#### Aim
Return all the data below as it stands, minus the pictures.

#### Excerpted data
★ ★ ★ ★ ★ ★ ★
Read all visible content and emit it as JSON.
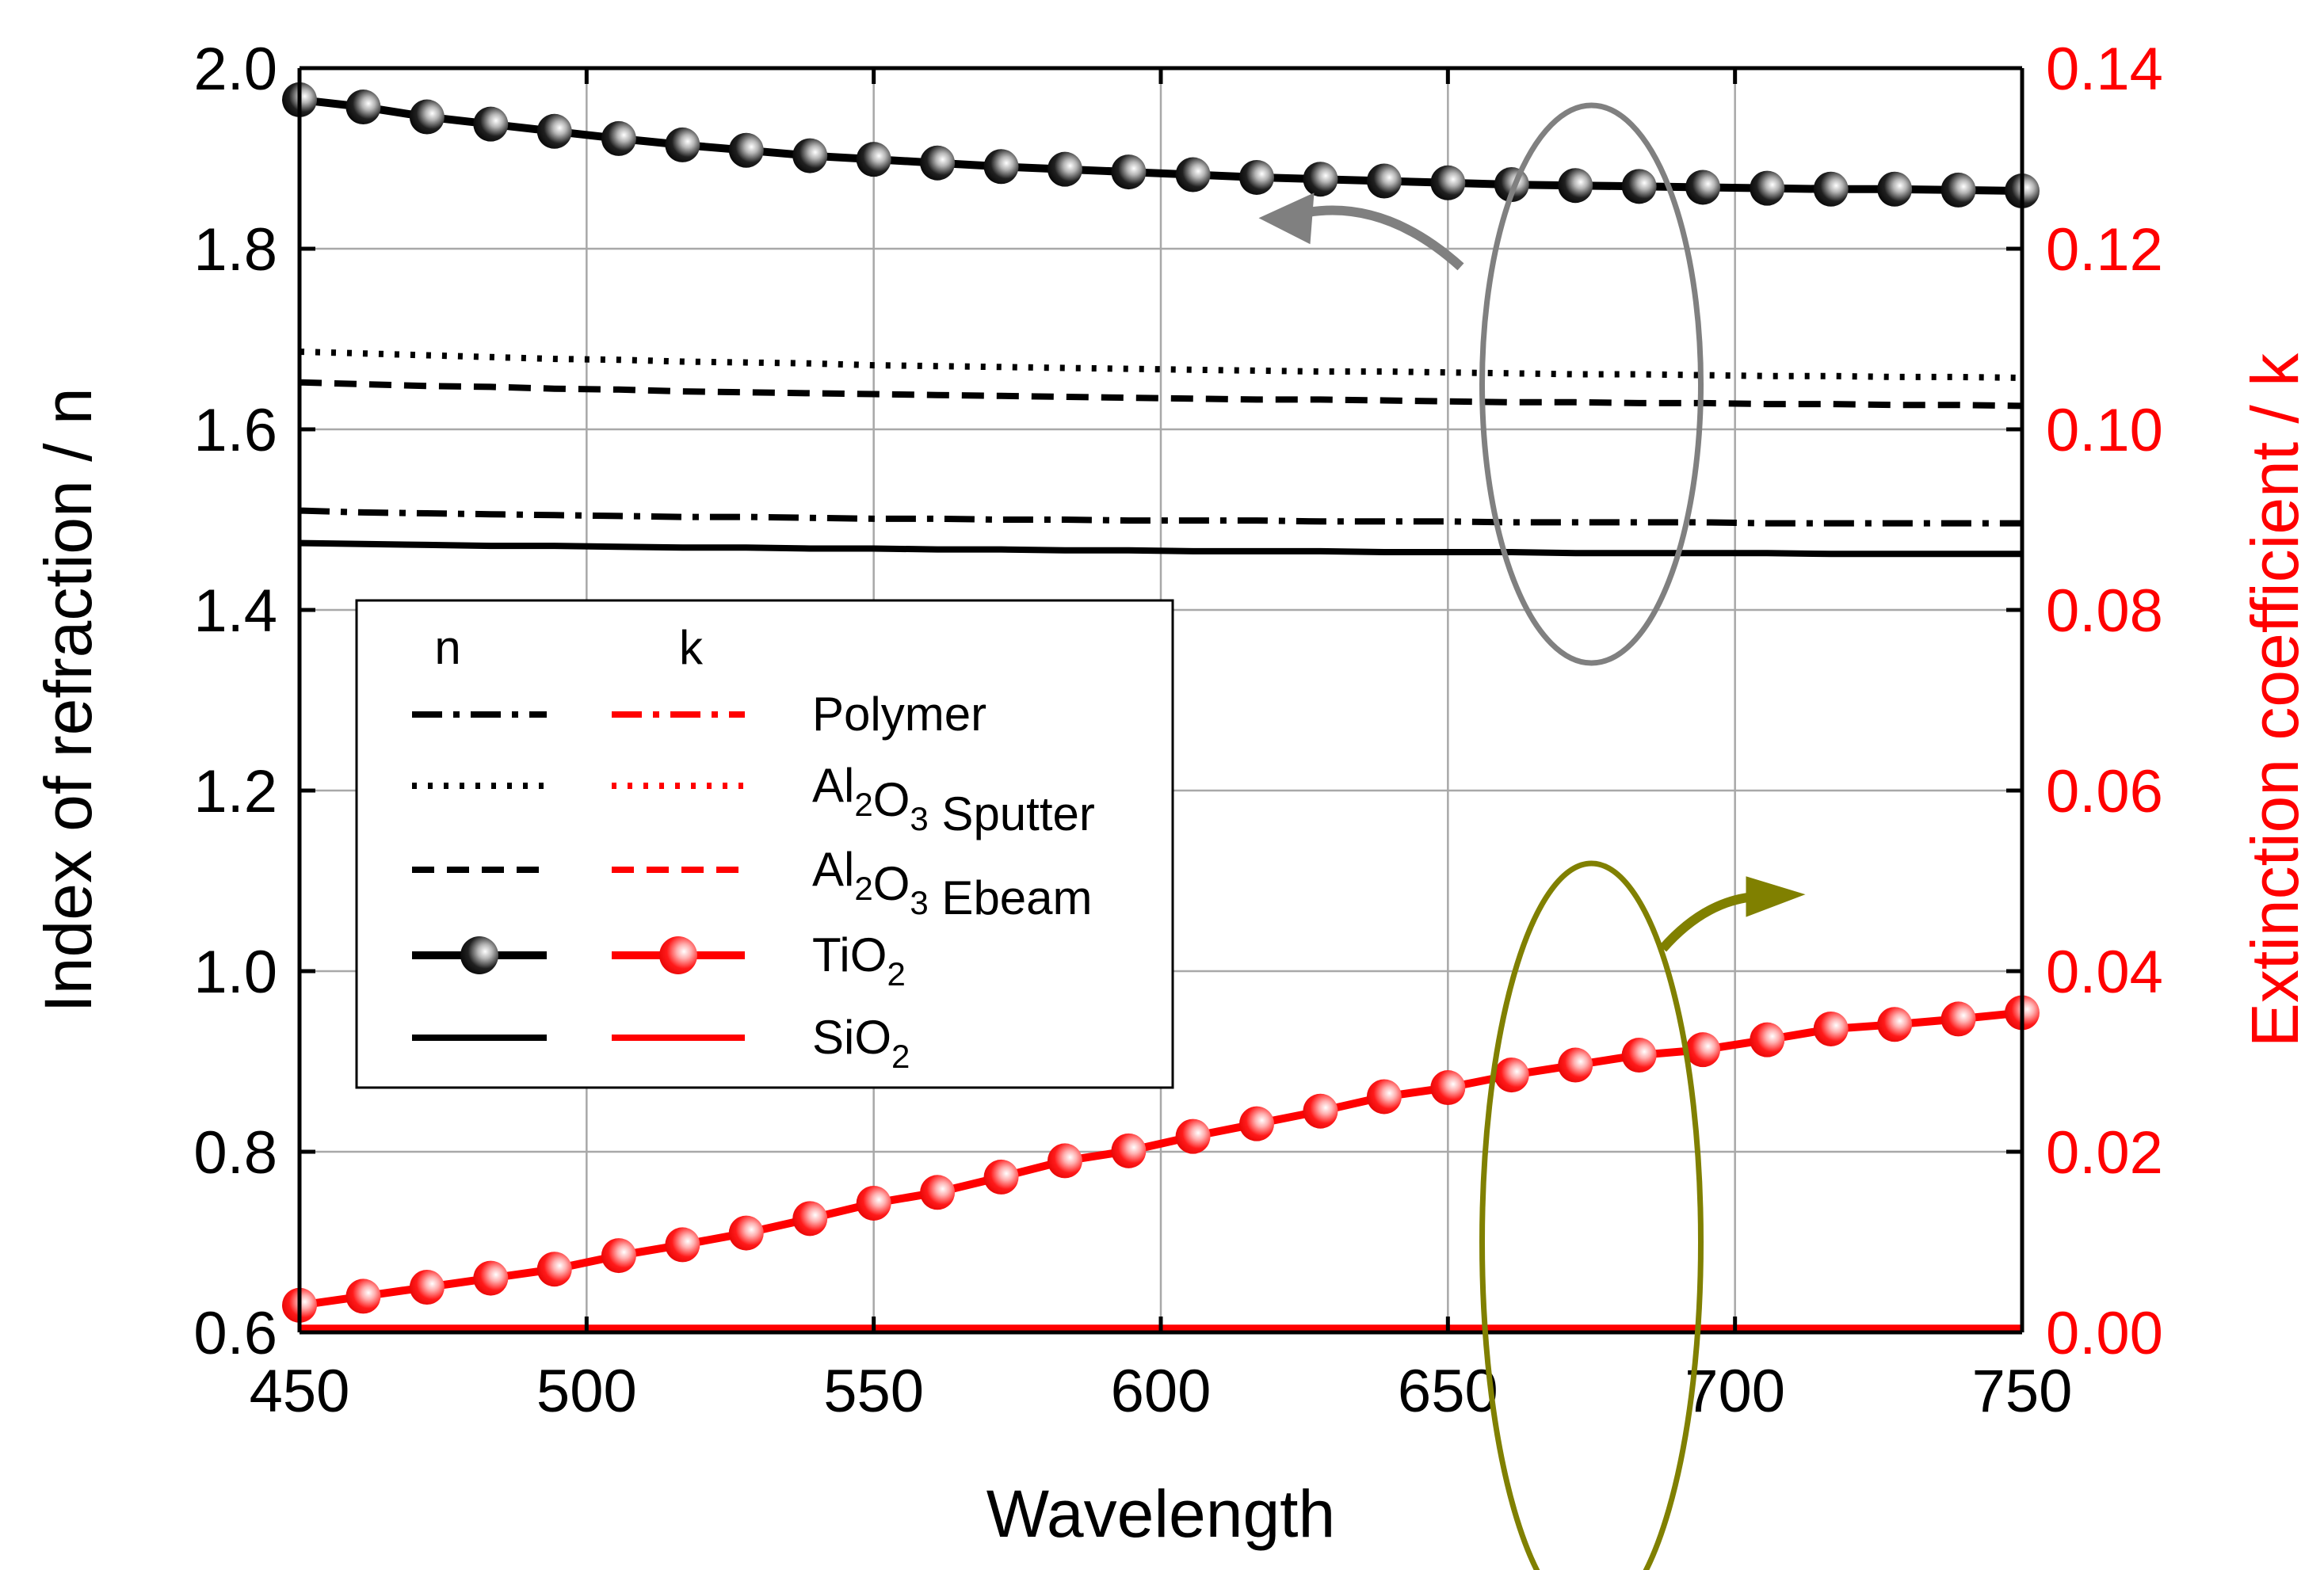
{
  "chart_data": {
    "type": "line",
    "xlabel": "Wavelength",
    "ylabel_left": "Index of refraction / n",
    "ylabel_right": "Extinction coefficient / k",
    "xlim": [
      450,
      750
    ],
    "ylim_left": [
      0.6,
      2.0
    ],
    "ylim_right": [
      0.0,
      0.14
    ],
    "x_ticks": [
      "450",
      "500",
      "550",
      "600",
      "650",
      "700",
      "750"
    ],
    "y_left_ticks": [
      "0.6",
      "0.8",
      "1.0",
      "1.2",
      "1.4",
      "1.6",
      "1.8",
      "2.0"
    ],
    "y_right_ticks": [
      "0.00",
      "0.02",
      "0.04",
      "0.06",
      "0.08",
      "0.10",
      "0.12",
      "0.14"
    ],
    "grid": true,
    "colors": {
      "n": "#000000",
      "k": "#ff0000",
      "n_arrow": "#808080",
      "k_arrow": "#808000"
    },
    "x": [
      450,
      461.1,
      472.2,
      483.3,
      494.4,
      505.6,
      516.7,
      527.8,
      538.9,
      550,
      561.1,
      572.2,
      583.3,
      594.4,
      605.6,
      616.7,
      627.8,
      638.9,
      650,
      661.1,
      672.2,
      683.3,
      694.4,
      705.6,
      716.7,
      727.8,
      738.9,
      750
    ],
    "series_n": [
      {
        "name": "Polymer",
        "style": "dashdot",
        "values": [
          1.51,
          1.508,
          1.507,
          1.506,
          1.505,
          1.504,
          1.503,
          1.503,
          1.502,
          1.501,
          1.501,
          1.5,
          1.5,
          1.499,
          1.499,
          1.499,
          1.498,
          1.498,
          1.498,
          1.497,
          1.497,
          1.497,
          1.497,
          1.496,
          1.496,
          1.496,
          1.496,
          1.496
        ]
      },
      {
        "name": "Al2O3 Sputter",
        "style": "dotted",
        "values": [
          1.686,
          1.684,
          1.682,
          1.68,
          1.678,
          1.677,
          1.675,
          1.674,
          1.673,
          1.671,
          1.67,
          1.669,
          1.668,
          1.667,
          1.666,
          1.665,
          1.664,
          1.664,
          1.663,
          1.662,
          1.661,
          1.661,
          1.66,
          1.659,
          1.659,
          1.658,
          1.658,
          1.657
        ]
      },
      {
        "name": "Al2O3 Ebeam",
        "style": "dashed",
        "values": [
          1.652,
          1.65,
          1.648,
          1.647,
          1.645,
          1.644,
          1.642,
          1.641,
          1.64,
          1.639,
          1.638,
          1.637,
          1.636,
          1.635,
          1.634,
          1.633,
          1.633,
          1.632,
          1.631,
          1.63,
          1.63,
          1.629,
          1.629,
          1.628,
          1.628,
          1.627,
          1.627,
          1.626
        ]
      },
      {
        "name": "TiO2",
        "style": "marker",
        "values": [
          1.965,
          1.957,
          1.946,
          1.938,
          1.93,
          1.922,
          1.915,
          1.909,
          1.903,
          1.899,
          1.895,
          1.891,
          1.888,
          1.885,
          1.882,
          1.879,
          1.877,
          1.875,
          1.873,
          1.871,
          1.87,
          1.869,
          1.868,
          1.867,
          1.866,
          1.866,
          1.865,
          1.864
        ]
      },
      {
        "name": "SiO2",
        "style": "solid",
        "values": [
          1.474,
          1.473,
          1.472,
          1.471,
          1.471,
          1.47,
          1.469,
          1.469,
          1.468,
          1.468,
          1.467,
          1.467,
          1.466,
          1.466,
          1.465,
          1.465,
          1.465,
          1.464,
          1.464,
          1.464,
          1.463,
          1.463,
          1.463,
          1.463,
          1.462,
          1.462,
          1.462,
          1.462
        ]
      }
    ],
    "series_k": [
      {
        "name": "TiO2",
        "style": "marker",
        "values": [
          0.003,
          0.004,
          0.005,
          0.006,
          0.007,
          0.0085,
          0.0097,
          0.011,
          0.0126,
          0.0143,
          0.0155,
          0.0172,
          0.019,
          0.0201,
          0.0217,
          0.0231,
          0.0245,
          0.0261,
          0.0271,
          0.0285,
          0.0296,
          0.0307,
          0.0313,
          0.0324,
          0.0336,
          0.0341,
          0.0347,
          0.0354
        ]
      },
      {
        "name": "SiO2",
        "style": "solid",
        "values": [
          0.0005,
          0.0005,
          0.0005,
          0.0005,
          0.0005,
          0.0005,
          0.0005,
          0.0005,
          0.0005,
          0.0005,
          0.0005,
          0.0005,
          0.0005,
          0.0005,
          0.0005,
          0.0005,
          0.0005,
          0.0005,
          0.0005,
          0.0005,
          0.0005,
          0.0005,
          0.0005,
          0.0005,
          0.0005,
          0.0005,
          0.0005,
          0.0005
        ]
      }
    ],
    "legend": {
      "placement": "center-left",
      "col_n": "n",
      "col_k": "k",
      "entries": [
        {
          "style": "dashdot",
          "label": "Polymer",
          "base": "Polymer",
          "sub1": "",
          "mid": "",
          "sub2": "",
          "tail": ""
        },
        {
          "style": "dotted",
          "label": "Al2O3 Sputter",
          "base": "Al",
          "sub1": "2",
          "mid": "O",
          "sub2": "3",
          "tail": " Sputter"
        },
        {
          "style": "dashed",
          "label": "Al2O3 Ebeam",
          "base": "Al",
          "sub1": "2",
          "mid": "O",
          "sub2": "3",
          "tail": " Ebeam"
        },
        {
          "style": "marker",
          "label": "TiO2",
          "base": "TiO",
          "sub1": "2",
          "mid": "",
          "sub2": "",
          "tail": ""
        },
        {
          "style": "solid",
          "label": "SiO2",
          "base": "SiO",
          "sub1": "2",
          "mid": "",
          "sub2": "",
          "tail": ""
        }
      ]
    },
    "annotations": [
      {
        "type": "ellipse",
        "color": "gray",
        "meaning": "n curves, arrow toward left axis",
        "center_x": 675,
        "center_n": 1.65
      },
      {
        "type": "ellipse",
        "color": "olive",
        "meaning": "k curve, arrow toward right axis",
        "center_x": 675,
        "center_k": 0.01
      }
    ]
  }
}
★ ★ ★ ★ ★ ★ ★
#### Full output
Read all visible content and emit it as JSON.
{
  "chart_data": {
    "type": "line",
    "xlabel": "Wavelength",
    "ylabel_left": "Index of refraction / n",
    "ylabel_right": "Extinction coefficient / k",
    "xlim": [
      450,
      750
    ],
    "ylim_left": [
      0.6,
      2.0
    ],
    "ylim_right": [
      0.0,
      0.14
    ],
    "x_ticks": [
      "450",
      "500",
      "550",
      "600",
      "650",
      "700",
      "750"
    ],
    "y_left_ticks": [
      "0.6",
      "0.8",
      "1.0",
      "1.2",
      "1.4",
      "1.6",
      "1.8",
      "2.0"
    ],
    "y_right_ticks": [
      "0.00",
      "0.02",
      "0.04",
      "0.06",
      "0.08",
      "0.10",
      "0.12",
      "0.14"
    ],
    "grid": true,
    "colors": {
      "n": "#000000",
      "k": "#ff0000",
      "n_arrow": "#808080",
      "k_arrow": "#808000"
    },
    "x": [
      450,
      461.1,
      472.2,
      483.3,
      494.4,
      505.6,
      516.7,
      527.8,
      538.9,
      550,
      561.1,
      572.2,
      583.3,
      594.4,
      605.6,
      616.7,
      627.8,
      638.9,
      650,
      661.1,
      672.2,
      683.3,
      694.4,
      705.6,
      716.7,
      727.8,
      738.9,
      750
    ],
    "series_n": [
      {
        "name": "Polymer",
        "style": "dashdot",
        "values": [
          1.51,
          1.508,
          1.507,
          1.506,
          1.505,
          1.504,
          1.503,
          1.503,
          1.502,
          1.501,
          1.501,
          1.5,
          1.5,
          1.499,
          1.499,
          1.499,
          1.498,
          1.498,
          1.498,
          1.497,
          1.497,
          1.497,
          1.497,
          1.496,
          1.496,
          1.496,
          1.496,
          1.496
        ]
      },
      {
        "name": "Al2O3 Sputter",
        "style": "dotted",
        "values": [
          1.686,
          1.684,
          1.682,
          1.68,
          1.678,
          1.677,
          1.675,
          1.674,
          1.673,
          1.671,
          1.67,
          1.669,
          1.668,
          1.667,
          1.666,
          1.665,
          1.664,
          1.664,
          1.663,
          1.662,
          1.661,
          1.661,
          1.66,
          1.659,
          1.659,
          1.658,
          1.658,
          1.657
        ]
      },
      {
        "name": "Al2O3 Ebeam",
        "style": "dashed",
        "values": [
          1.652,
          1.65,
          1.648,
          1.647,
          1.645,
          1.644,
          1.642,
          1.641,
          1.64,
          1.639,
          1.638,
          1.637,
          1.636,
          1.635,
          1.634,
          1.633,
          1.633,
          1.632,
          1.631,
          1.63,
          1.63,
          1.629,
          1.629,
          1.628,
          1.628,
          1.627,
          1.627,
          1.626
        ]
      },
      {
        "name": "TiO2",
        "style": "marker",
        "values": [
          1.965,
          1.957,
          1.946,
          1.938,
          1.93,
          1.922,
          1.915,
          1.909,
          1.903,
          1.899,
          1.895,
          1.891,
          1.888,
          1.885,
          1.882,
          1.879,
          1.877,
          1.875,
          1.873,
          1.871,
          1.87,
          1.869,
          1.868,
          1.867,
          1.866,
          1.866,
          1.865,
          1.864
        ]
      },
      {
        "name": "SiO2",
        "style": "solid",
        "values": [
          1.474,
          1.473,
          1.472,
          1.471,
          1.471,
          1.47,
          1.469,
          1.469,
          1.468,
          1.468,
          1.467,
          1.467,
          1.466,
          1.466,
          1.465,
          1.465,
          1.465,
          1.464,
          1.464,
          1.464,
          1.463,
          1.463,
          1.463,
          1.463,
          1.462,
          1.462,
          1.462,
          1.462
        ]
      }
    ],
    "series_k": [
      {
        "name": "TiO2",
        "style": "marker",
        "values": [
          0.003,
          0.004,
          0.005,
          0.006,
          0.007,
          0.0085,
          0.0097,
          0.011,
          0.0126,
          0.0143,
          0.0155,
          0.0172,
          0.019,
          0.0201,
          0.0217,
          0.0231,
          0.0245,
          0.0261,
          0.0271,
          0.0285,
          0.0296,
          0.0307,
          0.0313,
          0.0324,
          0.0336,
          0.0341,
          0.0347,
          0.0354
        ]
      },
      {
        "name": "SiO2",
        "style": "solid",
        "values": [
          0.0005,
          0.0005,
          0.0005,
          0.0005,
          0.0005,
          0.0005,
          0.0005,
          0.0005,
          0.0005,
          0.0005,
          0.0005,
          0.0005,
          0.0005,
          0.0005,
          0.0005,
          0.0005,
          0.0005,
          0.0005,
          0.0005,
          0.0005,
          0.0005,
          0.0005,
          0.0005,
          0.0005,
          0.0005,
          0.0005,
          0.0005,
          0.0005
        ]
      }
    ],
    "legend": {
      "placement": "center-left",
      "col_n": "n",
      "col_k": "k",
      "entries": [
        {
          "style": "dashdot",
          "label": "Polymer",
          "base": "Polymer",
          "sub1": "",
          "mid": "",
          "sub2": "",
          "tail": ""
        },
        {
          "style": "dotted",
          "label": "Al2O3 Sputter",
          "base": "Al",
          "sub1": "2",
          "mid": "O",
          "sub2": "3",
          "tail": " Sputter"
        },
        {
          "style": "dashed",
          "label": "Al2O3 Ebeam",
          "base": "Al",
          "sub1": "2",
          "mid": "O",
          "sub2": "3",
          "tail": " Ebeam"
        },
        {
          "style": "marker",
          "label": "TiO2",
          "base": "TiO",
          "sub1": "2",
          "mid": "",
          "sub2": "",
          "tail": ""
        },
        {
          "style": "solid",
          "label": "SiO2",
          "base": "SiO",
          "sub1": "2",
          "mid": "",
          "sub2": "",
          "tail": ""
        }
      ]
    },
    "annotations": [
      {
        "type": "ellipse",
        "color": "gray",
        "meaning": "n curves, arrow toward left axis",
        "center_x": 675,
        "center_n": 1.65
      },
      {
        "type": "ellipse",
        "color": "olive",
        "meaning": "k curve, arrow toward right axis",
        "center_x": 675,
        "center_k": 0.01
      }
    ]
  }
}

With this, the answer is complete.